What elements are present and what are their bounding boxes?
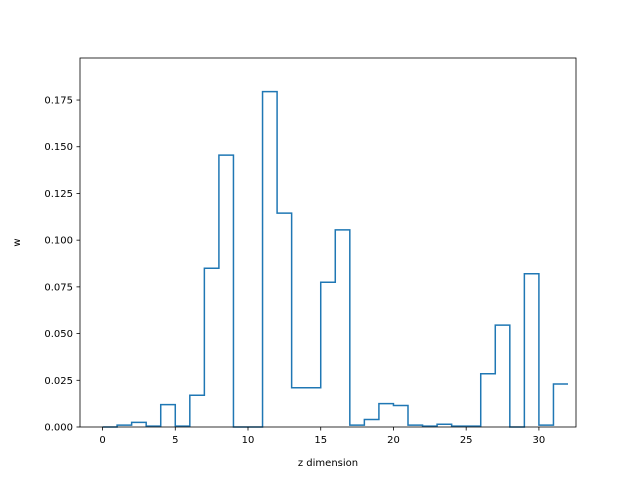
y-tick-label: 0.075	[44, 282, 73, 293]
x-tick-label: 10	[242, 435, 255, 446]
y-tick-label: 0.175	[44, 96, 73, 107]
x-tick-label: 30	[533, 435, 546, 446]
axes-frame	[79, 57, 577, 428]
x-tick-label: 25	[460, 435, 473, 446]
x-tick-label: 15	[314, 435, 327, 446]
x-axis-label: z dimension	[298, 458, 358, 469]
y-tick-label: 0.025	[44, 376, 73, 387]
y-tick-label: 0.125	[44, 189, 73, 200]
x-tick-label: 5	[172, 435, 178, 446]
y-axis-label: w	[12, 238, 23, 246]
step-series-line	[102, 90, 568, 428]
y-tick-label: 0.000	[44, 423, 73, 434]
y-tick-label: 0.050	[44, 329, 73, 340]
y-tick-label: 0.100	[44, 236, 73, 247]
x-tick-label: 20	[387, 435, 400, 446]
axes: 0 5 10 15 20 25 30 0.000 0.025 0.050 0.075 0.100 0.1…	[44, 57, 577, 446]
y-tick-label: 0.150	[44, 142, 73, 153]
plot-area	[102, 90, 568, 428]
x-tick-label: 0	[99, 435, 105, 446]
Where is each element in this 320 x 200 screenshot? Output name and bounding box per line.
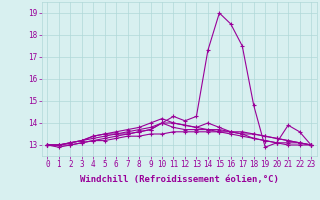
X-axis label: Windchill (Refroidissement éolien,°C): Windchill (Refroidissement éolien,°C) [80,175,279,184]
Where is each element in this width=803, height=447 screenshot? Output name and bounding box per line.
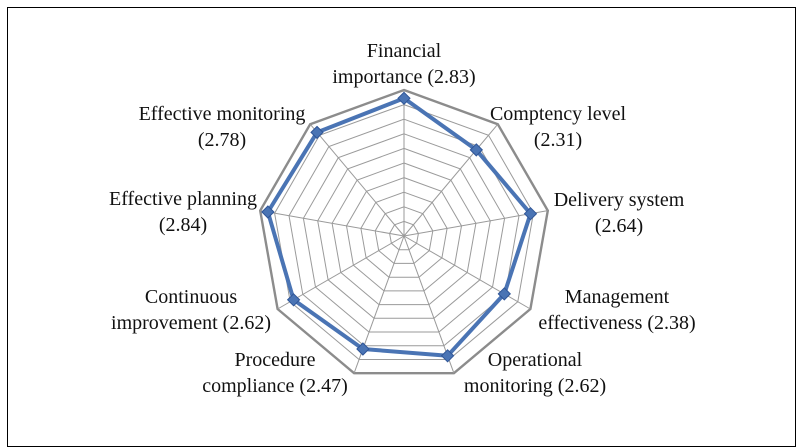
- axis-label: Procedure compliance (2.47): [202, 349, 348, 397]
- grid-ring: [258, 88, 550, 375]
- axis-label: Comptency level (2.31): [490, 103, 627, 151]
- grid-ring: [302, 133, 506, 333]
- axis-label-line: effectiveness (2.38): [538, 312, 695, 334]
- axis-label-line: Financial: [367, 40, 442, 62]
- axis-label-line: monitoring (2.62): [464, 375, 606, 397]
- axis-labels: Financial importance (2.83) Comptency leve…: [109, 40, 696, 397]
- axis-label-line: Procedure: [234, 349, 315, 371]
- data-point-marker: [310, 125, 324, 140]
- grid-ring: [317, 147, 491, 319]
- axis-label: Effective monitoring (2.78): [139, 103, 306, 151]
- data-point-marker: [397, 91, 411, 106]
- axis-label: Effective planning (2.84): [109, 188, 257, 236]
- grid-ring: [331, 162, 477, 306]
- grid-ring: [389, 220, 419, 251]
- axis-label-line: Effective planning: [109, 188, 257, 210]
- axis-label-line: Delivery system: [554, 189, 685, 211]
- axis-label-line: (2.78): [198, 129, 246, 151]
- axis-label-line: (2.64): [595, 215, 643, 237]
- axis-label-line: Continuous: [145, 286, 237, 308]
- grid-spoke: [403, 210, 548, 237]
- grid-ring: [288, 118, 520, 347]
- grid-spoke: [403, 123, 499, 237]
- grid-ring: [374, 206, 434, 264]
- grid-ring: [360, 191, 448, 278]
- radar-chart: Financial importance (2.83) Comptency leve…: [109, 40, 696, 397]
- grid-ring: [345, 177, 463, 292]
- grid-spoke: [260, 210, 405, 237]
- axis-label-line: compliance (2.47): [202, 375, 348, 397]
- grid-spoke: [403, 235, 455, 374]
- axis-label-line: importance (2.83): [332, 66, 475, 88]
- axis-label-line: (2.84): [159, 214, 207, 236]
- grid-spoke: [403, 235, 531, 310]
- radar-grid: [258, 88, 550, 375]
- data-point-marker: [523, 206, 538, 221]
- grid-spoke: [309, 123, 405, 237]
- axis-label-line: improvement (2.62): [111, 312, 271, 334]
- axis-label-line: Comptency level: [490, 103, 627, 125]
- series-line: [265, 96, 533, 358]
- axis-label-line: Management: [565, 286, 670, 308]
- grid-spoke: [277, 235, 405, 310]
- data-point-marker: [440, 349, 455, 363]
- data-point-marker: [356, 342, 370, 356]
- axis-label: Management effectiveness (2.38): [538, 286, 695, 334]
- grid-ring: [274, 104, 534, 360]
- axis-label-line: Operational: [488, 349, 583, 371]
- axis-label: Operational monitoring (2.62): [464, 349, 606, 397]
- radar-series: [261, 91, 538, 363]
- axis-label: Financial importance (2.83): [332, 40, 475, 88]
- axis-label: Continuous improvement (2.62): [111, 286, 271, 334]
- data-point-marker: [261, 205, 275, 219]
- data-point-marker: [469, 143, 484, 157]
- data-point-marker: [286, 293, 301, 307]
- axis-label-line: (2.31): [534, 129, 582, 151]
- axis-label-line: Effective monitoring: [139, 103, 306, 125]
- axis-label: Delivery system (2.64): [554, 189, 685, 237]
- data-point-marker: [497, 287, 512, 301]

········

▶ _To be done_
Write out all the records again, switching each "screenshot" to "image" and changing nothing else. Leave out the pictures.

▶ _Answer to the problem_
What elements are present and what are their bounding boxes?
y-tick-label: 0.075	[44, 282, 73, 293]
x-tick-label: 10	[242, 435, 255, 446]
y-tick-label: 0.175	[44, 96, 73, 107]
x-tick-label: 30	[533, 435, 546, 446]
axes-frame	[79, 57, 577, 428]
x-tick-label: 25	[460, 435, 473, 446]
x-tick-label: 15	[314, 435, 327, 446]
x-axis-label: z dimension	[298, 458, 358, 469]
y-tick-label: 0.025	[44, 376, 73, 387]
y-tick-label: 0.125	[44, 189, 73, 200]
x-tick-label: 5	[172, 435, 178, 446]
y-axis-label: w	[12, 238, 23, 246]
step-series-line	[102, 90, 568, 428]
y-tick-label: 0.000	[44, 423, 73, 434]
y-tick-label: 0.050	[44, 329, 73, 340]
y-tick-label: 0.100	[44, 236, 73, 247]
x-tick-label: 20	[387, 435, 400, 446]
axes: 0 5 10 15 20 25 30 0.000 0.025 0.050 0.075 0.100 0.1…	[44, 57, 577, 446]
y-tick-label: 0.150	[44, 142, 73, 153]
plot-area	[102, 90, 568, 428]
x-tick-label: 0	[99, 435, 105, 446]
Where is each element in this 320 x 200 image? Output name and bounding box per line.
X-axis label: Windchill (Refroidissement éolien,°C): Windchill (Refroidissement éolien,°C) [80,175,279,184]
Where is each element in this width=803, height=447 image? Output name and bounding box per line.
- axis-label: Procedure compliance (2.47): [202, 349, 348, 397]
- grid-ring: [258, 88, 550, 375]
- axis-label: Comptency level (2.31): [490, 103, 627, 151]
- grid-ring: [302, 133, 506, 333]
- axis-label-line: effectiveness (2.38): [538, 312, 695, 334]
- axis-label-line: Financial: [367, 40, 442, 62]
- axis-label-line: monitoring (2.62): [464, 375, 606, 397]
- axis-labels: Financial importance (2.83) Comptency leve…: [109, 40, 696, 397]
- axis-label-line: Procedure: [234, 349, 315, 371]
- data-point-marker: [310, 125, 324, 140]
- grid-ring: [317, 147, 491, 319]
- axis-label: Effective monitoring (2.78): [139, 103, 306, 151]
- data-point-marker: [397, 91, 411, 106]
- axis-label: Effective planning (2.84): [109, 188, 257, 236]
- grid-ring: [331, 162, 477, 306]
- grid-ring: [389, 220, 419, 251]
- axis-label-line: Effective planning: [109, 188, 257, 210]
- axis-label-line: Delivery system: [554, 189, 685, 211]
- axis-label-line: (2.78): [198, 129, 246, 151]
- axis-label-line: (2.64): [595, 215, 643, 237]
- axis-label-line: Continuous: [145, 286, 237, 308]
- grid-spoke: [403, 210, 548, 237]
- grid-ring: [288, 118, 520, 347]
- grid-spoke: [403, 123, 499, 237]
- grid-ring: [374, 206, 434, 264]
- grid-ring: [360, 191, 448, 278]
- radar-chart: Financial importance (2.83) Comptency leve…: [109, 40, 696, 397]
- grid-ring: [345, 177, 463, 292]
- grid-spoke: [260, 210, 405, 237]
- axis-label-line: compliance (2.47): [202, 375, 348, 397]
- grid-spoke: [403, 235, 455, 374]
- axis-label-line: importance (2.83): [332, 66, 475, 88]
- axis-label-line: (2.84): [159, 214, 207, 236]
- grid-spoke: [403, 235, 531, 310]
- radar-grid: [258, 88, 550, 375]
- data-point-marker: [523, 206, 538, 221]
- grid-spoke: [309, 123, 405, 237]
- axis-label-line: improvement (2.62): [111, 312, 271, 334]
- axis-label-line: Comptency level: [490, 103, 627, 125]
- series-line: [265, 96, 533, 358]
- axis-label-line: Management: [565, 286, 670, 308]
- grid-spoke: [277, 235, 405, 310]
- data-point-marker: [440, 349, 455, 363]
- data-point-marker: [356, 342, 370, 356]
- axis-label: Management effectiveness (2.38): [538, 286, 695, 334]
- grid-ring: [274, 104, 534, 360]
- axis-label-line: Operational: [488, 349, 583, 371]
- axis-label: Operational monitoring (2.62): [464, 349, 606, 397]
- radar-series: [261, 91, 538, 363]
- axis-label: Financial importance (2.83): [332, 40, 475, 88]
- axis-label: Continuous improvement (2.62): [111, 286, 271, 334]
- data-point-marker: [261, 205, 275, 219]
- data-point-marker: [469, 143, 484, 157]
- data-point-marker: [286, 293, 301, 307]
- axis-label-line: (2.31): [534, 129, 582, 151]
- axis-label-line: Effective monitoring: [139, 103, 306, 125]
- axis-label: Delivery system (2.64): [554, 189, 685, 237]
- data-point-marker: [497, 287, 512, 301]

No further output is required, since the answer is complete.